**Exercise objective:** Identify and reproduce every line holding the string "Number".

**Rows:**
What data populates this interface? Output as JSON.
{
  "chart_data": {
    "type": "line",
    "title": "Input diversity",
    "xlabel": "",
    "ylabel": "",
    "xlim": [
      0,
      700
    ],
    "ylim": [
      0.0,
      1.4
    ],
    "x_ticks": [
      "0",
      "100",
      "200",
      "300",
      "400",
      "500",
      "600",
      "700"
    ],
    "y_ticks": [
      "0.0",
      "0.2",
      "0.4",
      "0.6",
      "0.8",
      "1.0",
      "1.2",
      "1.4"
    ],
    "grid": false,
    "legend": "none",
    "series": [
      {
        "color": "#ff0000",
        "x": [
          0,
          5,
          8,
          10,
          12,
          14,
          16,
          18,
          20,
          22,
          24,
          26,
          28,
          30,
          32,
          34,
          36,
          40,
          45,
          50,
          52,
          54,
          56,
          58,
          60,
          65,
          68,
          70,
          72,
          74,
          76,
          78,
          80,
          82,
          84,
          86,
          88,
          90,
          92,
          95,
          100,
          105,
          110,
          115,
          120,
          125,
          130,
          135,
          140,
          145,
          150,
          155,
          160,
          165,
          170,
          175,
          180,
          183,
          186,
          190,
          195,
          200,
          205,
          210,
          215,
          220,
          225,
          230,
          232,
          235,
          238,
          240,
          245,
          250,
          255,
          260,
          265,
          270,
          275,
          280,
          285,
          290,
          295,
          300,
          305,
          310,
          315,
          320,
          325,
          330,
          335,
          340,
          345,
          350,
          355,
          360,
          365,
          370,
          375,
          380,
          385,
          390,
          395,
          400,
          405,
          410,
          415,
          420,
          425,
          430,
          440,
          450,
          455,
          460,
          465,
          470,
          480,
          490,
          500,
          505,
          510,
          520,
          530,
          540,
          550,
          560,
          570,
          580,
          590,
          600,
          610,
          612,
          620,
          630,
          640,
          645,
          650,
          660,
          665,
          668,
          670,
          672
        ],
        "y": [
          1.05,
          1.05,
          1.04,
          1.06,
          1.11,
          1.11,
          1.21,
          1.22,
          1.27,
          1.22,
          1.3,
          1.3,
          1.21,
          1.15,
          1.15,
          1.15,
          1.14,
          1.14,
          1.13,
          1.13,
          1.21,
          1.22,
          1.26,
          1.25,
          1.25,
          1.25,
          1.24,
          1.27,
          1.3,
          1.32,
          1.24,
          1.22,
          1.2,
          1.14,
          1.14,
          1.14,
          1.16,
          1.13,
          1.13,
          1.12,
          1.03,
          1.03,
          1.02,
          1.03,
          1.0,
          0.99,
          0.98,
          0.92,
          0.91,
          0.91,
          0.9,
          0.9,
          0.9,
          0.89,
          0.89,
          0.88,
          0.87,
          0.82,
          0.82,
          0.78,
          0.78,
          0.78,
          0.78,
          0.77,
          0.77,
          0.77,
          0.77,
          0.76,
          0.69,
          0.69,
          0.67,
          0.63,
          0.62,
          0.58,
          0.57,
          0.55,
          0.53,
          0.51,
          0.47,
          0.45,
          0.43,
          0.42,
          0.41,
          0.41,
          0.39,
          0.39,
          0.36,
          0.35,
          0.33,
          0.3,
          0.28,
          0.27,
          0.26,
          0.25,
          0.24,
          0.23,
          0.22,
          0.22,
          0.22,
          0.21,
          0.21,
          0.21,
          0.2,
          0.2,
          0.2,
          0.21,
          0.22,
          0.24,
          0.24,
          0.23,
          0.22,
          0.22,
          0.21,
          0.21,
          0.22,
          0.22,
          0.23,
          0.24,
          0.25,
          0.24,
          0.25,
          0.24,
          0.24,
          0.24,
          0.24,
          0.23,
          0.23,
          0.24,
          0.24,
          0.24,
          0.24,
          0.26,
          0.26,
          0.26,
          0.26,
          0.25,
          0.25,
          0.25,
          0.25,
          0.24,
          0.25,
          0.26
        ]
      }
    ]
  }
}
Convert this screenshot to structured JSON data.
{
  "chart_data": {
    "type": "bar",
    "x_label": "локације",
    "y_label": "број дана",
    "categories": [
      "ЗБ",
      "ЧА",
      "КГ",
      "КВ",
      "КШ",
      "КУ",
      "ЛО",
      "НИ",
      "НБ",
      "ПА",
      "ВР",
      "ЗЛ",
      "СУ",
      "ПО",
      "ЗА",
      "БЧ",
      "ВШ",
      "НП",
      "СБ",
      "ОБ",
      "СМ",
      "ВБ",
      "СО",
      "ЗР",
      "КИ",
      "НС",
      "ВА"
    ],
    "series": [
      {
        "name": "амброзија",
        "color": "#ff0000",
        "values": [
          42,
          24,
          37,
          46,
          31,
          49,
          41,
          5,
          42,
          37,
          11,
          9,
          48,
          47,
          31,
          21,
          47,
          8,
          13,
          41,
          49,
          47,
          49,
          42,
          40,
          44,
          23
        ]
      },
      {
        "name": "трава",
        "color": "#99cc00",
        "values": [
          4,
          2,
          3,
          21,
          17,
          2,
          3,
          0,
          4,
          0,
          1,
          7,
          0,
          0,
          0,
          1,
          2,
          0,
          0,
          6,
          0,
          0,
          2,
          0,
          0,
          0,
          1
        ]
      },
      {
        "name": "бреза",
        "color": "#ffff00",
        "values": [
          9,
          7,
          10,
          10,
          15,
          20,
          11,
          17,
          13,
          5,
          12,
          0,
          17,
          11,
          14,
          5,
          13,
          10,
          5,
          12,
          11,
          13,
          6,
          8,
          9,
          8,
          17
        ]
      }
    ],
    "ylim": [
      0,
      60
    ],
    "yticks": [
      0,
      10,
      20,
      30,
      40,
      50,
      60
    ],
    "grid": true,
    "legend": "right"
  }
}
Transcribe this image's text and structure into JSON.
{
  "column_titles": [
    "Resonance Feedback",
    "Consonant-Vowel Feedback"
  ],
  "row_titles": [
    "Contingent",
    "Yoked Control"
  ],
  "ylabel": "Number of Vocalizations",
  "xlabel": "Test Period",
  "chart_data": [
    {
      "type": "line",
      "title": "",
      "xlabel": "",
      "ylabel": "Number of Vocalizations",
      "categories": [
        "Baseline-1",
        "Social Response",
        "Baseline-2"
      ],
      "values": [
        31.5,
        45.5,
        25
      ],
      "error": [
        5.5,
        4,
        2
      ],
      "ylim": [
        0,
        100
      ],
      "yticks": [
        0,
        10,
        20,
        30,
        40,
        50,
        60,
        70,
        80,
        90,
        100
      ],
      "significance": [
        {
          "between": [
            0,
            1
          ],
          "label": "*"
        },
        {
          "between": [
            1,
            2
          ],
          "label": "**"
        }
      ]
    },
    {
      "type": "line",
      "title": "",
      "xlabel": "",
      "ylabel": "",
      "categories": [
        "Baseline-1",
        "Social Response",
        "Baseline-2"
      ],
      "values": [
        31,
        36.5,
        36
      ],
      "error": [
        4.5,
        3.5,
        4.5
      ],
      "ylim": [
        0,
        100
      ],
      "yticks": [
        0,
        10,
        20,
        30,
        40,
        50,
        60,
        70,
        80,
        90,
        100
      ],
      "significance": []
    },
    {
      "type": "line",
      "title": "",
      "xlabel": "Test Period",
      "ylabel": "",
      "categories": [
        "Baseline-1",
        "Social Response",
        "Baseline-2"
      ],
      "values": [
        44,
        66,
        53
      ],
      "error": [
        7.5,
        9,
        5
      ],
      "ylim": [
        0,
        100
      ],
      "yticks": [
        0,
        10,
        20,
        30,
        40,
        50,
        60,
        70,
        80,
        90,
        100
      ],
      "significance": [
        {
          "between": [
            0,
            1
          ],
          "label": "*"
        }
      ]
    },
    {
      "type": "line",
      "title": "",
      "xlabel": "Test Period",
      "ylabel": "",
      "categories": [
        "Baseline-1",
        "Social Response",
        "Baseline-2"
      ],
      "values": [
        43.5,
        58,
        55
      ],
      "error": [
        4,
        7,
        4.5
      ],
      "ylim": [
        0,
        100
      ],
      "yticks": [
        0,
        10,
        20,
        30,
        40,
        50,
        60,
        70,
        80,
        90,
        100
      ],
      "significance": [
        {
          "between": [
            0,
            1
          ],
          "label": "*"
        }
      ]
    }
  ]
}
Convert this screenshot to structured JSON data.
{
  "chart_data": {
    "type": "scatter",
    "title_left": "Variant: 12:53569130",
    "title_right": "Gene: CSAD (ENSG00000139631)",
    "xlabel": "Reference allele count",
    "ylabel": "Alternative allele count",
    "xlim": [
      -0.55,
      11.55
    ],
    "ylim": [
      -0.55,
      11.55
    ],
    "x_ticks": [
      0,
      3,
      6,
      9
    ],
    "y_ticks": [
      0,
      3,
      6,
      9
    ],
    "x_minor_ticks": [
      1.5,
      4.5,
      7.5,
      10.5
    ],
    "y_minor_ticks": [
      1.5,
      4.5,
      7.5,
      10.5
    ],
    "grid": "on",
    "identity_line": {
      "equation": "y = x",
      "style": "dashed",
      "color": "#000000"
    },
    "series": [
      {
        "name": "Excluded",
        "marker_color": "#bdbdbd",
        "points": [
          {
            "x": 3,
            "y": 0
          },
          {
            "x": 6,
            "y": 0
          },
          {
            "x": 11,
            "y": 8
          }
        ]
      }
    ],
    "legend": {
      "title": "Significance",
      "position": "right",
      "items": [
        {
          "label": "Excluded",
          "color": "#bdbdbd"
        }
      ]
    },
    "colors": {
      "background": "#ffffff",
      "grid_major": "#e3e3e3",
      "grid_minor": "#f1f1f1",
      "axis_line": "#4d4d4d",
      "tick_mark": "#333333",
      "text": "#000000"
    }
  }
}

**Task solution:**
  "ylabel": "Number of Vocalizations",
      "ylabel": "Number of Vocalizations",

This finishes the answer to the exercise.